**EXTRACT TO READ**
Jim Wells: Cancer drug decision the hardest I’ve made

Jim Wells, former Stormont health minister. Pic by Colm Lenaghan/Pacemaker Press
Jim Wells, former Stormont health minister. Pic by Colm Lenaghan/Pacemaker Press

A former Northern Ireland health minister has admitted deciding whether to spend limited resources on expensive new medicines was “the most difficult situation I have faced”.

DUP MLA Jim Wells, who was health minister from 2014 to 2015, was speaking after the Department of Health confirmed a groundbreaking new medicine for ovarian cancer sufferers known as Niraparib will be made available under new rules announced in September.

The new rules, which mean Northern Ireland patients can access the same drugs as those available under the England-only cancer drugs fund, have come about as a result of work carried out by a succession of health ministers from 2011 to 2017.

**DATA FOR REVIEW**
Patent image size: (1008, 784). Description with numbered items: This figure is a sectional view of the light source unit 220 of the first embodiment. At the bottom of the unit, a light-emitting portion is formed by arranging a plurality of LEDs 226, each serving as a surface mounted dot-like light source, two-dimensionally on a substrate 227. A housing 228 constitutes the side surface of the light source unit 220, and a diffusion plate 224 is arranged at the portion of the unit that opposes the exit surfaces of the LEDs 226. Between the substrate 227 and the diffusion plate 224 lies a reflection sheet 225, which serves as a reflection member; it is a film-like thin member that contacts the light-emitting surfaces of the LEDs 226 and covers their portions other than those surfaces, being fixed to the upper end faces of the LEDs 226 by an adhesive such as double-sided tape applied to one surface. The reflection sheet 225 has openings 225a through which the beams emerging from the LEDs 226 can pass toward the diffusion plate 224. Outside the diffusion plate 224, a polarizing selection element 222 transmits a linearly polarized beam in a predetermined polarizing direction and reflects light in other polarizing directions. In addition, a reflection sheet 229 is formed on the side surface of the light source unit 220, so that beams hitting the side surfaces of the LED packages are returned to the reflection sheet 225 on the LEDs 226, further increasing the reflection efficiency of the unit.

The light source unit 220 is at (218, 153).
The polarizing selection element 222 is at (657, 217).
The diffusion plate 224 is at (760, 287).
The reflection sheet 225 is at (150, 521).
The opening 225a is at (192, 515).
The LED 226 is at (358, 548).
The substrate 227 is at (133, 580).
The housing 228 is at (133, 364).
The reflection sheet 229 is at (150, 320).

**REQUIRED ACTIONS**
• a. Answer these questions from the Jim Wells article:
(i) During which years did Jim Wells serve as health minister?
(ii) What is the name of the new medicine for ovarian cancer sufferers?
(iii) Under the new rules, Northern Ireland patients can access the same drugs as those available under which fund?
• b. Continue the Jim Wells article from its final sentence.

**ANSWERS TO THIS EXERCISE**
• a.
(i) From 2014 to 2015.
(ii) Niraparib.
(iii) The England-only cancer drugs fund.

• b.
Begun by the DUP’s Edwin Poots, who announced a review of the application process for specialist medicines during his time as health minister, that work was carried forward by his party colleagues and successors Jim Wells and Simon Hamilton.

Mr Wells, speaking to the News Letter, said he is “delighted” Northern Ireland has finally been brought into line with the rest of the UK as a result of that work.

But, reflecting on his short time in office during 2014 and 2015, he described the role as “the most difficult job in politics”.

“The problem with these drugs is the expense,” he said. “It sounds horrible to have to consider expense but these specialist cancer drugs were invariably extremely expensive.

“It is very difficult if people can have a few extra months or years with their children or grandchildren to say to those people that we simply can’t afford to pay for it.”

He continued: “I actually met several people who were terminally ill with cancer. They were in my office pleading with me to make these drugs available, to give them several more months with a reasonable quality of life. But at the same time it was being said to me that the cost of a particular drug was the equivalent of nine heart bypasses.

“You are forced into making a very difficult decision — do you extend dramatically the life of a 30-year-old man or to give an extra six months to a man who is much older and suffering from cancer?”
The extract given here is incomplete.